EXCERPTED DATA –

--*--

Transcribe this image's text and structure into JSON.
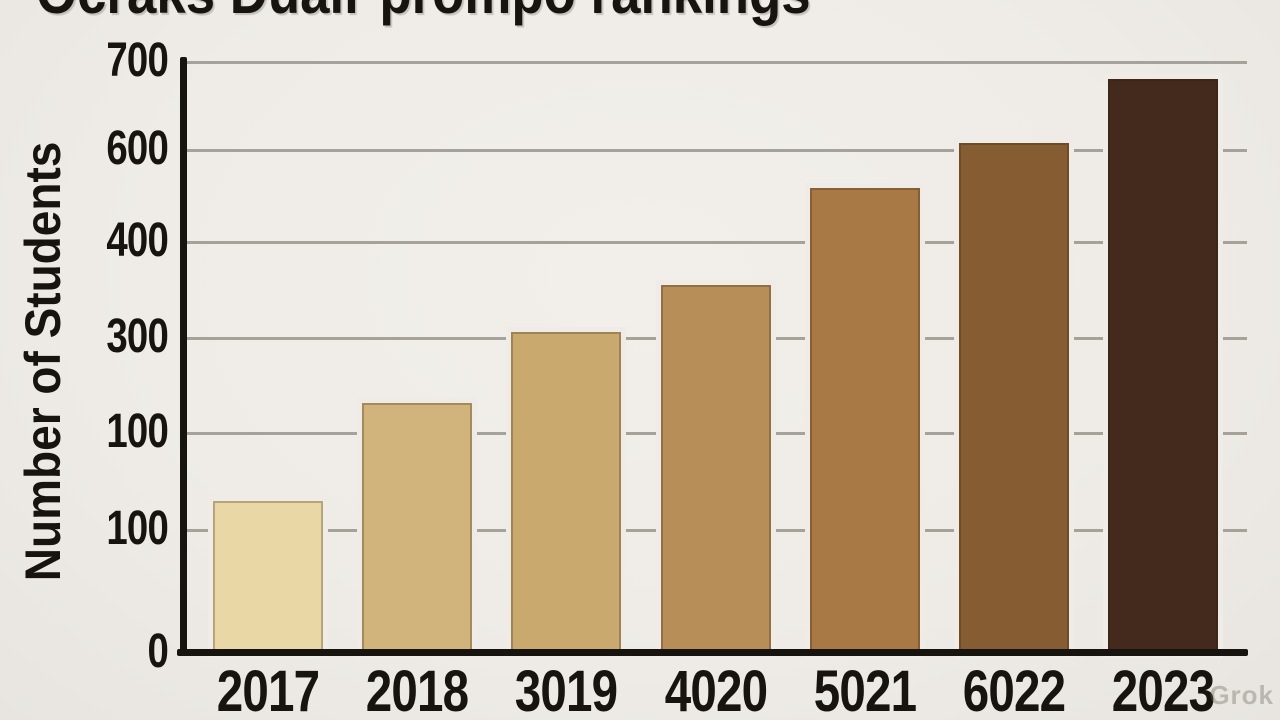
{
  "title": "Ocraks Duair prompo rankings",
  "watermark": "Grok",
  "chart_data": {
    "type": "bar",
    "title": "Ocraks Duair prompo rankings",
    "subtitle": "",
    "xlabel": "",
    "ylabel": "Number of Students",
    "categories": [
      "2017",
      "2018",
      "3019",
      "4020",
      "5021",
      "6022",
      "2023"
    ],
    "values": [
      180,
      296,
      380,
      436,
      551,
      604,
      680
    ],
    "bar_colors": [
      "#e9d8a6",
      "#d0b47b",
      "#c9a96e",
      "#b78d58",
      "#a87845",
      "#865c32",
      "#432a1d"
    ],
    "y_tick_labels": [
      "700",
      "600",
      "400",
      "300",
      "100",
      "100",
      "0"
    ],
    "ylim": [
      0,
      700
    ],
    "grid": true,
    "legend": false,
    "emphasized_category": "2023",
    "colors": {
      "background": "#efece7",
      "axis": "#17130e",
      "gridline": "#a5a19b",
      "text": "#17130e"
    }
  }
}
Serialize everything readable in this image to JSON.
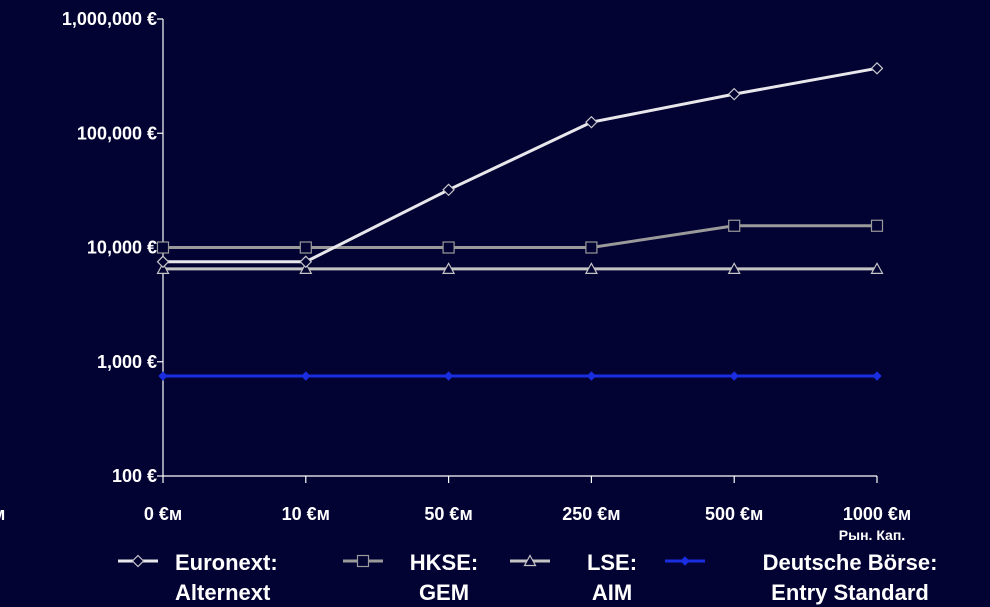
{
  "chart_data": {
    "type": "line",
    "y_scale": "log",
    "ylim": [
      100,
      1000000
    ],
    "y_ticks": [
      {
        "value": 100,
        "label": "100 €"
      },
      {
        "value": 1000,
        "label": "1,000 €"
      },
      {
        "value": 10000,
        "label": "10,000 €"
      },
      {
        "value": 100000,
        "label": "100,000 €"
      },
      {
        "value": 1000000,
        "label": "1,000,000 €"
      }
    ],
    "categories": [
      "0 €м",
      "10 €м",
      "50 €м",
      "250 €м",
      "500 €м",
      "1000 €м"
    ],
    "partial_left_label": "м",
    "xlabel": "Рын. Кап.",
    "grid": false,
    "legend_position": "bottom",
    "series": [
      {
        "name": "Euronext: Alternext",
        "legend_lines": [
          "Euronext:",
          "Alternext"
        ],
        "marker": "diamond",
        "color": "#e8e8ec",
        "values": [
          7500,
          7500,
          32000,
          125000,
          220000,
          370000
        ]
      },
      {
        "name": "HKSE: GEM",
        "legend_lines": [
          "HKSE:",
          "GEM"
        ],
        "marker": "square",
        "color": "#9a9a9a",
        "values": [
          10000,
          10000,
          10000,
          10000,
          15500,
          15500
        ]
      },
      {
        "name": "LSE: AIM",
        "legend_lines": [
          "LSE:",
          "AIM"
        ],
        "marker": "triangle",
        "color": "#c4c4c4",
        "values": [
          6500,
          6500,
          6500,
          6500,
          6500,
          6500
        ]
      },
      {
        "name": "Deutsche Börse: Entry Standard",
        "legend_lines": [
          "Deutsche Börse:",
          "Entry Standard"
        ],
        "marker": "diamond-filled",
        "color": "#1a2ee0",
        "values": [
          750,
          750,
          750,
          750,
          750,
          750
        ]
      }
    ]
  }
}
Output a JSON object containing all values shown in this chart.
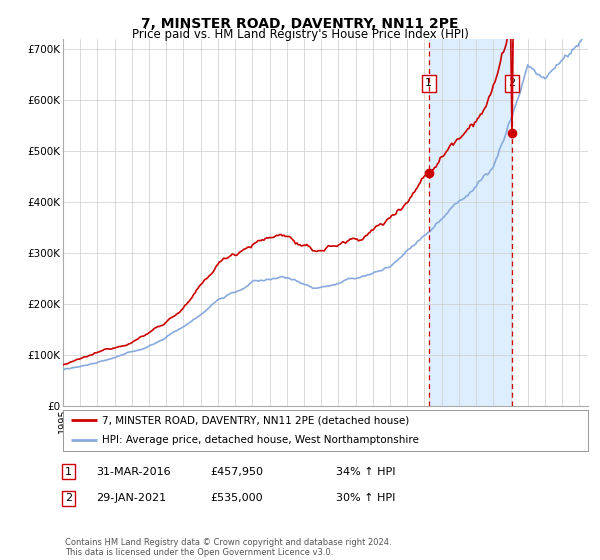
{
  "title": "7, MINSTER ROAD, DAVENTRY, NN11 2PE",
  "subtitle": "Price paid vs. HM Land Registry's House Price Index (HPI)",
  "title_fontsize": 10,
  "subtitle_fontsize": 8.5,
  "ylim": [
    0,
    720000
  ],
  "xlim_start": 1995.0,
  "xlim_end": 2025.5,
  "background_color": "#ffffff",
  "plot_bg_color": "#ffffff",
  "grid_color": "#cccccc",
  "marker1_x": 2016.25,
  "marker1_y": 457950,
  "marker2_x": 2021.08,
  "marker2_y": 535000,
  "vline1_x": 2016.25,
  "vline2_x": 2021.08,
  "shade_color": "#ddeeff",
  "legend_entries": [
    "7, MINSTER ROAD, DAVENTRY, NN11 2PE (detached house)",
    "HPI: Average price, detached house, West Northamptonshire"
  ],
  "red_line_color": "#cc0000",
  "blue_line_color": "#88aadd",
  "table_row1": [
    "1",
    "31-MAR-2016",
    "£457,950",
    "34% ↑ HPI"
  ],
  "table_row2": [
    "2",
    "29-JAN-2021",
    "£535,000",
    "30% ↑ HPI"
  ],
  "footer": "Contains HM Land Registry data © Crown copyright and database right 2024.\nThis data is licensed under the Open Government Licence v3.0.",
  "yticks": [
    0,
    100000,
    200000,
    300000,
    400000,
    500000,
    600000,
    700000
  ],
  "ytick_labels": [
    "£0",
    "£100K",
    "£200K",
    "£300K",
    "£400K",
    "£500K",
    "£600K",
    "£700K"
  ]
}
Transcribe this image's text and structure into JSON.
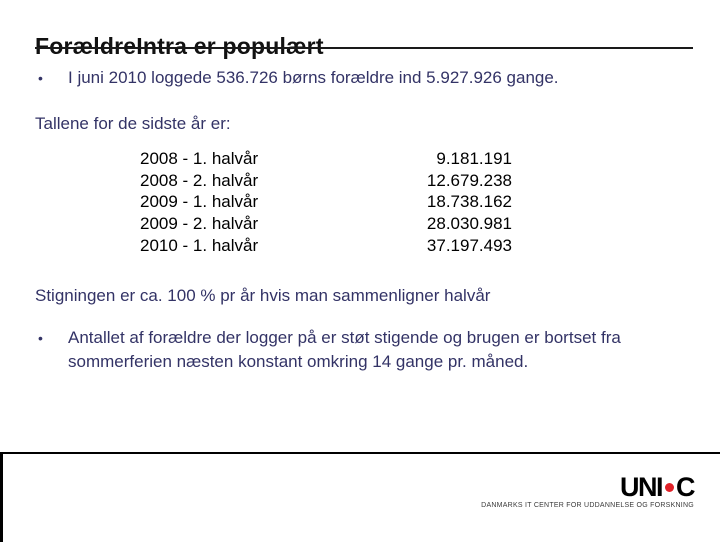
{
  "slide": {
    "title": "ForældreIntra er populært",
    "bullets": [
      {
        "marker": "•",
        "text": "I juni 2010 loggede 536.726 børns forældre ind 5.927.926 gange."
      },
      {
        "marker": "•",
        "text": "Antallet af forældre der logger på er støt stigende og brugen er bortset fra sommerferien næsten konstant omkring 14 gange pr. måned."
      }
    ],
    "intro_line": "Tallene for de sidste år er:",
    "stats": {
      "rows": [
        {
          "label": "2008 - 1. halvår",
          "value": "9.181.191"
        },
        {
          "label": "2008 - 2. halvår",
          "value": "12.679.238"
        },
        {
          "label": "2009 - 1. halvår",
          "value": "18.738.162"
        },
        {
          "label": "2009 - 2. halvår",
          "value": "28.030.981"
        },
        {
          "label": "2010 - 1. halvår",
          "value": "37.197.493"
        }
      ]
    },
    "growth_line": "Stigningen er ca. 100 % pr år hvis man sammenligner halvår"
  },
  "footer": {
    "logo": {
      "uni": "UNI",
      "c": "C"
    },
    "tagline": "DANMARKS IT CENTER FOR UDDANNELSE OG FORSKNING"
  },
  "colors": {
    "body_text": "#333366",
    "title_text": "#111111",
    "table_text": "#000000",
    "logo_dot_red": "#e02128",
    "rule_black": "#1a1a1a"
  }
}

--*--

EXERCISE BRIEF – Without the pictures, restate each entry exactly.

TASK SOLUTION –
Transcribe this image's text and structure into JSON.
{
  "title": "Ocraks Duair prompo rankings",
  "watermark": "Grok",
  "chart_data": {
    "type": "bar",
    "title": "Ocraks Duair prompo rankings",
    "subtitle": "",
    "xlabel": "",
    "ylabel": "Number of Students",
    "categories": [
      "2017",
      "2018",
      "3019",
      "4020",
      "5021",
      "6022",
      "2023"
    ],
    "values": [
      180,
      296,
      380,
      436,
      551,
      604,
      680
    ],
    "bar_colors": [
      "#e9d8a6",
      "#d0b47b",
      "#c9a96e",
      "#b78d58",
      "#a87845",
      "#865c32",
      "#432a1d"
    ],
    "y_tick_labels": [
      "700",
      "600",
      "400",
      "300",
      "100",
      "100",
      "0"
    ],
    "ylim": [
      0,
      700
    ],
    "grid": true,
    "legend": false,
    "emphasized_category": "2023",
    "colors": {
      "background": "#efece7",
      "axis": "#17130e",
      "gridline": "#a5a19b",
      "text": "#17130e"
    }
  }
}
Serialize everything readable in this image to JSON.
{
  "chart_data": {
    "type": "line",
    "y_scale": "log",
    "ylim": [
      100,
      1000000
    ],
    "y_ticks": [
      {
        "value": 100,
        "label": "100 €"
      },
      {
        "value": 1000,
        "label": "1,000 €"
      },
      {
        "value": 10000,
        "label": "10,000 €"
      },
      {
        "value": 100000,
        "label": "100,000 €"
      },
      {
        "value": 1000000,
        "label": "1,000,000 €"
      }
    ],
    "categories": [
      "0 €м",
      "10 €м",
      "50 €м",
      "250 €м",
      "500 €м",
      "1000 €м"
    ],
    "partial_left_label": "м",
    "xlabel": "Рын. Кап.",
    "grid": false,
    "legend_position": "bottom",
    "series": [
      {
        "name": "Euronext: Alternext",
        "legend_lines": [
          "Euronext:",
          "Alternext"
        ],
        "marker": "diamond",
        "color": "#e8e8ec",
        "values": [
          7500,
          7500,
          32000,
          125000,
          220000,
          370000
        ]
      },
      {
        "name": "HKSE: GEM",
        "legend_lines": [
          "HKSE:",
          "GEM"
        ],
        "marker": "square",
        "color": "#9a9a9a",
        "values": [
          10000,
          10000,
          10000,
          10000,
          15500,
          15500
        ]
      },
      {
        "name": "LSE: AIM",
        "legend_lines": [
          "LSE:",
          "AIM"
        ],
        "marker": "triangle",
        "color": "#c4c4c4",
        "values": [
          6500,
          6500,
          6500,
          6500,
          6500,
          6500
        ]
      },
      {
        "name": "Deutsche Börse: Entry Standard",
        "legend_lines": [
          "Deutsche Börse:",
          "Entry Standard"
        ],
        "marker": "diamond-filled",
        "color": "#1a2ee0",
        "values": [
          750,
          750,
          750,
          750,
          750,
          750
        ]
      }
    ]
  }
}
Output a JSON object containing all values shown in this chart.
{
  "title": "7, MINSTER ROAD, DAVENTRY, NN11 2PE",
  "subtitle": "Price paid vs. HM Land Registry's House Price Index (HPI)",
  "title_fontsize": 10,
  "subtitle_fontsize": 8.5,
  "ylim": [
    0,
    720000
  ],
  "xlim_start": 1995.0,
  "xlim_end": 2025.5,
  "background_color": "#ffffff",
  "plot_bg_color": "#ffffff",
  "grid_color": "#cccccc",
  "marker1_x": 2016.25,
  "marker1_y": 457950,
  "marker2_x": 2021.08,
  "marker2_y": 535000,
  "vline1_x": 2016.25,
  "vline2_x": 2021.08,
  "shade_color": "#ddeeff",
  "legend_entries": [
    "7, MINSTER ROAD, DAVENTRY, NN11 2PE (detached house)",
    "HPI: Average price, detached house, West Northamptonshire"
  ],
  "red_line_color": "#cc0000",
  "blue_line_color": "#88aadd",
  "table_row1": [
    "1",
    "31-MAR-2016",
    "£457,950",
    "34% ↑ HPI"
  ],
  "table_row2": [
    "2",
    "29-JAN-2021",
    "£535,000",
    "30% ↑ HPI"
  ],
  "footer": "Contains HM Land Registry data © Crown copyright and database right 2024.\nThis data is licensed under the Open Government Licence v3.0.",
  "yticks": [
    0,
    100000,
    200000,
    300000,
    400000,
    500000,
    600000,
    700000
  ],
  "ytick_labels": [
    "£0",
    "£100K",
    "£200K",
    "£300K",
    "£400K",
    "£500K",
    "£600K",
    "£700K"
  ]
}
Transcribe this image's text and structure into JSON.
{
  "slide": {
    "title": "ForældreIntra er populært",
    "bullets": [
      {
        "marker": "•",
        "text": "I juni 2010 loggede 536.726 børns forældre ind 5.927.926 gange."
      },
      {
        "marker": "•",
        "text": "Antallet af forældre der logger på er støt stigende og brugen er bortset fra sommerferien næsten konstant omkring 14 gange pr. måned."
      }
    ],
    "intro_line": "Tallene for de sidste år er:",
    "stats": {
      "rows": [
        {
          "label": "2008 - 1. halvår",
          "value": "9.181.191"
        },
        {
          "label": "2008 - 2. halvår",
          "value": "12.679.238"
        },
        {
          "label": "2009 - 1. halvår",
          "value": "18.738.162"
        },
        {
          "label": "2009 - 2. halvår",
          "value": "28.030.981"
        },
        {
          "label": "2010 - 1. halvår",
          "value": "37.197.493"
        }
      ]
    },
    "growth_line": "Stigningen er ca. 100 % pr år hvis man sammenligner halvår"
  },
  "footer": {
    "logo": {
      "uni": "UNI",
      "c": "C"
    },
    "tagline": "DANMARKS IT CENTER FOR UDDANNELSE OG FORSKNING"
  },
  "colors": {
    "body_text": "#333366",
    "title_text": "#111111",
    "table_text": "#000000",
    "logo_dot_red": "#e02128",
    "rule_black": "#1a1a1a"
  }
}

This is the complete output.